Input for this task:
● ● ● ●

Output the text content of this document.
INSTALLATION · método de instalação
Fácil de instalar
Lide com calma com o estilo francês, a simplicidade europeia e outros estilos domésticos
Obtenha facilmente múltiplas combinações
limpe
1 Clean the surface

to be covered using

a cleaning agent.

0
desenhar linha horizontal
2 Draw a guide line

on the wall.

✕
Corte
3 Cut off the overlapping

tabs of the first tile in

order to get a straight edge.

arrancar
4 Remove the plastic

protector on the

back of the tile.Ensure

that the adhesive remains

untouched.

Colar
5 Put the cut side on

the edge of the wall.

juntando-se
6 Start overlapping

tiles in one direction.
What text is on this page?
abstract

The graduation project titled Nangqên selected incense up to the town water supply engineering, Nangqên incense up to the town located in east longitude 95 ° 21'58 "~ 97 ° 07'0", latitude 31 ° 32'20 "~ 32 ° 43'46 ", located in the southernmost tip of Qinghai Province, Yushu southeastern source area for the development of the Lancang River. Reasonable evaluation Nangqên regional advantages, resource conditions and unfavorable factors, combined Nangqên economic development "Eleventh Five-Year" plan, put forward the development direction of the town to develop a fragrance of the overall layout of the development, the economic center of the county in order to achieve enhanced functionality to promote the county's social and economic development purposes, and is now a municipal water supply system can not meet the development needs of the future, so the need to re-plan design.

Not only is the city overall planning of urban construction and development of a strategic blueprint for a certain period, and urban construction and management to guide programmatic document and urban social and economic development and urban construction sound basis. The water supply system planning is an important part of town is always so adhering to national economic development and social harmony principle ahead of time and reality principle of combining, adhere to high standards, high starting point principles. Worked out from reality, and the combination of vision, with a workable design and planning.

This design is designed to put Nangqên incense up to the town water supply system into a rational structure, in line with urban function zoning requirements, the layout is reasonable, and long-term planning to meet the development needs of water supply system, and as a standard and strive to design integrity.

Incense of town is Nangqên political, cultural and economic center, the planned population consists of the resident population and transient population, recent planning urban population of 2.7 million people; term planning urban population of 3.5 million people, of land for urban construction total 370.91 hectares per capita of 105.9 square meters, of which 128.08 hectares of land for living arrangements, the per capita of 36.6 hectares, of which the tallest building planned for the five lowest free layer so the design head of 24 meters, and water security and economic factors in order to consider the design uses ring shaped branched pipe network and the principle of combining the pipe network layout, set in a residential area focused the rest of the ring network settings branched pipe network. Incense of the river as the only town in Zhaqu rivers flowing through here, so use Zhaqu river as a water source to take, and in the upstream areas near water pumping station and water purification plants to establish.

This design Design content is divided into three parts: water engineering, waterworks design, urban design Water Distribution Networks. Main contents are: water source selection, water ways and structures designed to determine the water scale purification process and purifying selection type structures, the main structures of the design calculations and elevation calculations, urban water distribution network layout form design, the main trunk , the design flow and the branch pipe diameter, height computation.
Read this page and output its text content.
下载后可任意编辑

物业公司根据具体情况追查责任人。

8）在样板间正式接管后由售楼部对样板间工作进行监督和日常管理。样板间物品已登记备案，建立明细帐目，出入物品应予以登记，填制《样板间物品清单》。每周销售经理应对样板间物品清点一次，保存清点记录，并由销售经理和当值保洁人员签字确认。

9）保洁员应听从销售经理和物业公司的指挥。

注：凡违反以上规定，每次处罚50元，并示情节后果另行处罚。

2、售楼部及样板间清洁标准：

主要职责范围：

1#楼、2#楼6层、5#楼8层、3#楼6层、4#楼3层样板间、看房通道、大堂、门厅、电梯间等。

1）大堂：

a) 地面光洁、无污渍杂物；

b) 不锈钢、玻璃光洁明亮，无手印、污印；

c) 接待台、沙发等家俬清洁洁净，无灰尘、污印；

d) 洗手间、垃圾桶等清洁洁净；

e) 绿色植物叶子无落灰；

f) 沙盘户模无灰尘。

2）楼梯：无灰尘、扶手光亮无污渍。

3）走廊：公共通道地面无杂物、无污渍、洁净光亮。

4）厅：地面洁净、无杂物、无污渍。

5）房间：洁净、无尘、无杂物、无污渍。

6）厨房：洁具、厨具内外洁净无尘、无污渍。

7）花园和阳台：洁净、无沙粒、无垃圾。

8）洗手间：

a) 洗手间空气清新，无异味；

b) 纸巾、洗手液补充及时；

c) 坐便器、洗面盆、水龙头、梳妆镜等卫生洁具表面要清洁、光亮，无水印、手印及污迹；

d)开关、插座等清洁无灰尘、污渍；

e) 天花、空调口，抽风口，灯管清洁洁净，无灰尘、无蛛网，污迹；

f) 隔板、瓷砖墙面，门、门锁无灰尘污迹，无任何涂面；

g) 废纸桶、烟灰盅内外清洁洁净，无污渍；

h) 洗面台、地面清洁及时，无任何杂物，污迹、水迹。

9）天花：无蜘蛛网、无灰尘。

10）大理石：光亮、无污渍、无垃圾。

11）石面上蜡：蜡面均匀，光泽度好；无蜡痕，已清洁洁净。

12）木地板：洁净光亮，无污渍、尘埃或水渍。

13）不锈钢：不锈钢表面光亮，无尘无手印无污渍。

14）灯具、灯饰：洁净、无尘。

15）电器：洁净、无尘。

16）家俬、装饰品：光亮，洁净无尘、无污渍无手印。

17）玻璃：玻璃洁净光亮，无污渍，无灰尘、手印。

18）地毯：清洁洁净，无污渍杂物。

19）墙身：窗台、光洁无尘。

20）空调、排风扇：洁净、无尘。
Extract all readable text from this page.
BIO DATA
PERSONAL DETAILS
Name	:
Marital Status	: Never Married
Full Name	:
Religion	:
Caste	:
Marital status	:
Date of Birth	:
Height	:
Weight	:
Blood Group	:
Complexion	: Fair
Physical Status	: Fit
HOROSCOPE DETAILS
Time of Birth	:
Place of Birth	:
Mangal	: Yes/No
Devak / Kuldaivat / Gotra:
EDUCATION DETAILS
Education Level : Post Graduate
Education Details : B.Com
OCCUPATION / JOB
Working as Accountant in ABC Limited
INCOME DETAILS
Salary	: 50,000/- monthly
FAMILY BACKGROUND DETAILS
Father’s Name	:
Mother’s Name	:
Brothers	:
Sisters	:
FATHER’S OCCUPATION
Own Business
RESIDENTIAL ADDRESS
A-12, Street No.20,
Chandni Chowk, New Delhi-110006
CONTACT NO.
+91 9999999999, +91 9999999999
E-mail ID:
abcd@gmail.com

● ● ● ●

Instructions for the task: Reproduce every entry shown above, precisely as it stands.

Right answer:
Output the text content of this document.
INSTALLATION · método de instalação
Fácil de instalar
Lide com calma com o estilo francês, a simplicidade europeia e outros estilos domésticos
Obtenha facilmente múltiplas combinações
limpe
1 Clean the surface

to be covered using

a cleaning agent.

0
desenhar linha horizontal
2 Draw a guide line

on the wall.

✕
Corte
3 Cut off the overlapping

tabs of the first tile in

order to get a straight edge.

arrancar
4 Remove the plastic

protector on the

back of the tile.Ensure

that the adhesive remains

untouched.

Colar
5 Put the cut side on

the edge of the wall.

juntando-se
6 Start overlapping

tiles in one direction.
What text is on this page?
abstract

The graduation project titled Nangqên selected incense up to the town water supply engineering, Nangqên incense up to the town located in east longitude 95 ° 21'58 "~ 97 ° 07'0", latitude 31 ° 32'20 "~ 32 ° 43'46 ", located in the southernmost tip of Qinghai Province, Yushu southeastern source area for the development of the Lancang River. Reasonable evaluation Nangqên regional advantages, resource conditions and unfavorable factors, combined Nangqên economic development "Eleventh Five-Year" plan, put forward the development direction of the town to develop a fragrance of the overall layout of the development, the economic center of the county in order to achieve enhanced functionality to promote the county's social and economic development purposes, and is now a municipal water supply system can not meet the development needs of the future, so the need to re-plan design.

Not only is the city overall planning of urban construction and development of a strategic blueprint for a certain period, and urban construction and management to guide programmatic document and urban social and economic development and urban construction sound basis. The water supply system planning is an important part of town is always so adhering to national economic development and social harmony principle ahead of time and reality principle of combining, adhere to high standards, high starting point principles. Worked out from reality, and the combination of vision, with a workable design and planning.

This design is designed to put Nangqên incense up to the town water supply system into a rational structure, in line with urban function zoning requirements, the layout is reasonable, and long-term planning to meet the development needs of water supply system, and as a standard and strive to design integrity.

Incense of town is Nangqên political, cultural and economic center, the planned population consists of the resident population and transient population, recent planning urban population of 2.7 million people; term planning urban population of 3.5 million people, of land for urban construction total 370.91 hectares per capita of 105.9 square meters, of which 128.08 hectares of land for living arrangements, the per capita of 36.6 hectares, of which the tallest building planned for the five lowest free layer so the design head of 24 meters, and water security and economic factors in order to consider the design uses ring shaped branched pipe network and the principle of combining the pipe network layout, set in a residential area focused the rest of the ring network settings branched pipe network. Incense of the river as the only town in Zhaqu rivers flowing through here, so use Zhaqu river as a water source to take, and in the upstream areas near water pumping station and water purification plants to establish.

This design Design content is divided into three parts: water engineering, waterworks design, urban design Water Distribution Networks. Main contents are: water source selection, water ways and structures designed to determine the water scale purification process and purifying selection type structures, the main structures of the design calculations and elevation calculations, urban water distribution network layout form design, the main trunk , the design flow and the branch pipe diameter, height computation.
Read this page and output its text content.
下载后可任意编辑

物业公司根据具体情况追查责任人。

8）在样板间正式接管后由售楼部对样板间工作进行监督和日常管理。样板间物品已登记备案，建立明细帐目，出入物品应予以登记，填制《样板间物品清单》。每周销售经理应对样板间物品清点一次，保存清点记录，并由销售经理和当值保洁人员签字确认。

9）保洁员应听从销售经理和物业公司的指挥。

注：凡违反以上规定，每次处罚50元，并示情节后果另行处罚。

2、售楼部及样板间清洁标准：

主要职责范围：

1#楼、2#楼6层、5#楼8层、3#楼6层、4#楼3层样板间、看房通道、大堂、门厅、电梯间等。

1）大堂：

a) 地面光洁、无污渍杂物；

b) 不锈钢、玻璃光洁明亮，无手印、污印；

c) 接待台、沙发等家俬清洁洁净，无灰尘、污印；

d) 洗手间、垃圾桶等清洁洁净；

e) 绿色植物叶子无落灰；

f) 沙盘户模无灰尘。

2）楼梯：无灰尘、扶手光亮无污渍。

3）走廊：公共通道地面无杂物、无污渍、洁净光亮。

4）厅：地面洁净、无杂物、无污渍。

5）房间：洁净、无尘、无杂物、无污渍。

6）厨房：洁具、厨具内外洁净无尘、无污渍。

7）花园和阳台：洁净、无沙粒、无垃圾。

8）洗手间：

a) 洗手间空气清新，无异味；

b) 纸巾、洗手液补充及时；

c) 坐便器、洗面盆、水龙头、梳妆镜等卫生洁具表面要清洁、光亮，无水印、手印及污迹；

d)开关、插座等清洁无灰尘、污渍；

e) 天花、空调口，抽风口，灯管清洁洁净，无灰尘、无蛛网，污迹；

f) 隔板、瓷砖墙面，门、门锁无灰尘污迹，无任何涂面；

g) 废纸桶、烟灰盅内外清洁洁净，无污渍；

h) 洗面台、地面清洁及时，无任何杂物，污迹、水迹。

9）天花：无蜘蛛网、无灰尘。

10）大理石：光亮、无污渍、无垃圾。

11）石面上蜡：蜡面均匀，光泽度好；无蜡痕，已清洁洁净。

12）木地板：洁净光亮，无污渍、尘埃或水渍。

13）不锈钢：不锈钢表面光亮，无尘无手印无污渍。

14）灯具、灯饰：洁净、无尘。

15）电器：洁净、无尘。

16）家俬、装饰品：光亮，洁净无尘、无污渍无手印。

17）玻璃：玻璃洁净光亮，无污渍，无灰尘、手印。

18）地毯：清洁洁净，无污渍杂物。

19）墙身：窗台、光洁无尘。

20）空调、排风扇：洁净、无尘。
Extract all readable text from this page.
BIO DATA
PERSONAL DETAILS
Name	:
Marital Status	: Never Married
Full Name	:
Religion	:
Caste	:
Marital status	:
Date of Birth	:
Height	:
Weight	:
Blood Group	:
Complexion	: Fair
Physical Status	: Fit
HOROSCOPE DETAILS
Time of Birth	:
Place of Birth	:
Mangal	: Yes/No
Devak / Kuldaivat / Gotra:
EDUCATION DETAILS
Education Level : Post Graduate
Education Details : B.Com
OCCUPATION / JOB
Working as Accountant in ABC Limited
INCOME DETAILS
Salary	: 50,000/- monthly
FAMILY BACKGROUND DETAILS
Father’s Name	:
Mother’s Name	:
Brothers	:
Sisters	:
FATHER’S OCCUPATION
Own Business
RESIDENTIAL ADDRESS
A-12, Street No.20,
Chandni Chowk, New Delhi-110006
CONTACT NO.
+91 9999999999, +91 9999999999
E-mail ID:
abcd@gmail.com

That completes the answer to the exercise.